:: EXERCISE ::
Copy every line of the entries below word for word, leaving out the pictures.

Element position data:
** BEGIN **
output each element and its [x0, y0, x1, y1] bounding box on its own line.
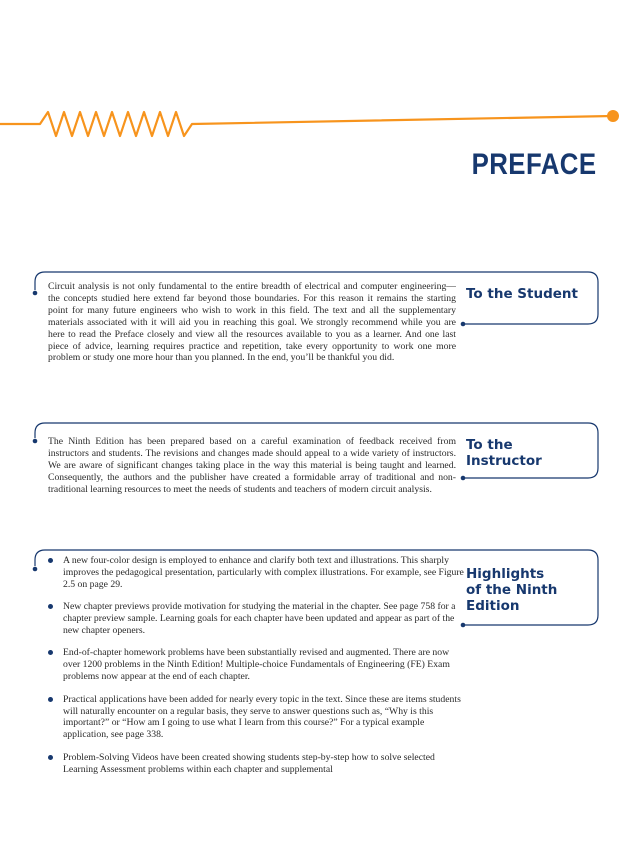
student-heading: [466, 286, 594, 302]
highlights-heading-line-3: Edition: [466, 598, 520, 614]
terminal-dot: [607, 110, 619, 122]
instructor-heading: [466, 437, 594, 469]
student-paragraph: Circuit analysis is not only fundamental to the entire breadth of electrical and computer engineering—the concepts studied here extend far beyond those boundaries. For this reason it remains the starting point for many future engineers who wish to work in this field. The text and all the supplementary materials associated with it will aid you in reaching this goal. We strongly recommend while you are here to read the Preface closely and view all the resources available to you as a learner. And one last piece of advice, learning requires practice and repetition, take every opportunity to work one more problem or study one more hour than you planned. In the end, you’ll be thankful you did.: [48, 281, 456, 364]
bullet-icon: [48, 558, 53, 563]
instructor-paragraph: The Ninth Edition has been prepared based on a careful examination of feedback received from instructors and students. The revisions and changes made should appeal to a wide variety of instructors. We are aware of significant changes taking place in the way this material is being taught and learned. Consequently, the authors and the publisher have created a formidable array of traditional and non-traditional learning resources to meet the needs of students and teachers of modern circuit analysis.: [48, 436, 456, 495]
highlights-heading: [466, 566, 594, 614]
list-item: [63, 694, 465, 742]
instructor-heading-line-2: Instructor: [466, 453, 542, 469]
highlights-heading-line-2: of the Ninth: [466, 582, 558, 598]
highlights-heading-line-1: Highlights: [466, 566, 545, 582]
list-item-text: A new four-color design is employed to enhance and clarify both text and illustrations. This sharply improves the pedagogical presentation, particularly with complex illustrations. For example, see Figure 2.5 on page 29.: [63, 555, 464, 590]
list-item: [63, 752, 465, 776]
student-heading-line: To the Student: [466, 286, 578, 302]
list-item-text: Practical applications have been added for nearly every topic in the text. Since these are items students will naturally encounter on a regular basis, they serve to answer questions such as, “Why is this important?” or “How am I going to use what I learn from this course?” For a typical example application, see page 338.: [63, 693, 461, 741]
bullet-icon: [48, 697, 53, 702]
list-item: [63, 555, 465, 591]
instructor-heading-line-1: To the: [466, 437, 513, 453]
resistor-zigzag-line: [0, 112, 612, 136]
bullet-icon: [48, 755, 53, 760]
list-item: [63, 647, 465, 683]
list-item-text: Problem-Solving Videos have been created showing students step-by-step how to solve selected Learning Assessment problems within each chapter and supplemental: [63, 751, 435, 775]
highlights-list: [63, 555, 465, 786]
page-title: PREFACE: [471, 148, 597, 181]
list-item-text: End-of-chapter homework problems have been substantially revised and augmented. There are now over 1200 problems in the Ninth Edition! Multiple-choice Fundamentals of Engineering (FE) Exam problems now appear at the end of each chapter.: [63, 647, 450, 683]
list-item-text: New chapter previews provide motivation for studying the material in the chapter. See page 758 for a chapter preview sample. Learning goals for each chapter have been updated and appear as part of the new chapter openers.: [63, 601, 456, 637]
list-item: [63, 601, 465, 637]
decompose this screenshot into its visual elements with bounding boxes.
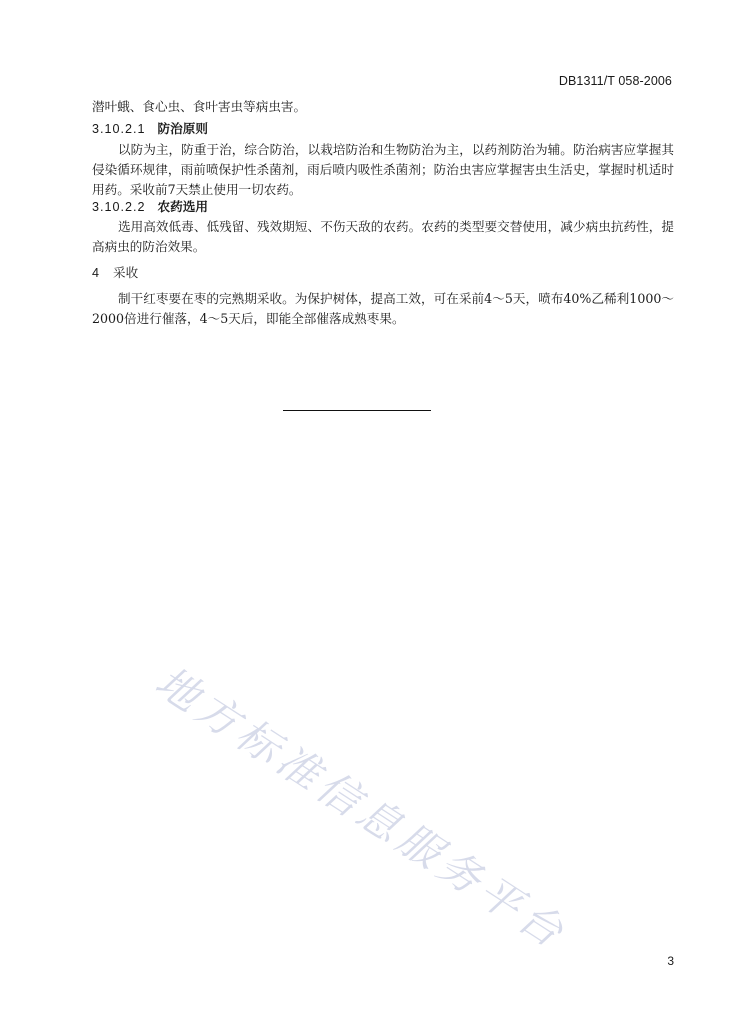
** END **
:: RESULT BELOW ::
output each element and its [x0, y0, x1, y1] bounding box on its own line.
student-heading: [466, 286, 594, 302]
highlights-heading-line-3: Edition: [466, 598, 520, 614]
terminal-dot: [607, 110, 619, 122]
instructor-heading: [466, 437, 594, 469]
student-paragraph: Circuit analysis is not only fundamental to the entire breadth of electrical and computer engineering—the concepts studied here extend far beyond those boundaries. For this reason it remains the starting point for many future engineers who wish to work in this field. The text and all the supplementary materials associated with it will aid you in reaching this goal. We strongly recommend while you are here to read the Preface closely and view all the resources available to you as a learner. And one last piece of advice, learning requires practice and repetition, take every opportunity to work one more problem or study one more hour than you planned. In the end, you’ll be thankful you did.: [48, 281, 456, 364]
bullet-icon: [48, 558, 53, 563]
instructor-paragraph: The Ninth Edition has been prepared based on a careful examination of feedback received from instructors and students. The revisions and changes made should appeal to a wide variety of instructors. We are aware of significant changes taking place in the way this material is being taught and learned. Consequently, the authors and the publisher have created a formidable array of traditional and non-traditional learning resources to meet the needs of students and teachers of modern circuit analysis.: [48, 436, 456, 495]
highlights-heading: [466, 566, 594, 614]
list-item: [63, 694, 465, 742]
instructor-heading-line-2: Instructor: [466, 453, 542, 469]
highlights-heading-line-2: of the Ninth: [466, 582, 558, 598]
highlights-heading-line-1: Highlights: [466, 566, 545, 582]
list-item-text: A new four-color design is employed to enhance and clarify both text and illustrations. This sharply improves the pedagogical presentation, particularly with complex illustrations. For example, see Figure 2.5 on page 29.: [63, 555, 464, 590]
list-item: [63, 752, 465, 776]
student-heading-line: To the Student: [466, 286, 578, 302]
list-item-text: Practical applications have been added for nearly every topic in the text. Since these are items students will naturally encounter on a regular basis, they serve to answer questions such as, “Why is this important?” or “How am I going to use what I learn from this course?” For a typical example application, see page 338.: [63, 693, 461, 741]
bullet-icon: [48, 697, 53, 702]
list-item: [63, 555, 465, 591]
instructor-heading-line-1: To the: [466, 437, 513, 453]
resistor-zigzag-line: [0, 112, 612, 136]
bullet-icon: [48, 755, 53, 760]
list-item: [63, 647, 465, 683]
list-item-text: Problem-Solving Videos have been created showing students step-by-step how to solve selected Learning Assessment problems within each chapter and supplemental: [63, 751, 435, 775]
highlights-list: [63, 555, 465, 786]
page-title: PREFACE: [471, 148, 597, 181]
list-item-text: End-of-chapter homework problems have been substantially revised and augmented. There are now over 1200 problems in the Ninth Edition! Multiple-choice Fundamentals of Engineering (FE) Exam problems now appear at the end of each chapter.: [63, 647, 450, 683]
list-item-text: New chapter previews provide motivation for studying the material in the chapter. See page 758 for a chapter preview sample. Learning goals for each chapter have been updated and appear as part of the new chapter openers.: [63, 601, 456, 637]
list-item: [63, 601, 465, 637]
decompose this screenshot into its visual elements with bounding boxes.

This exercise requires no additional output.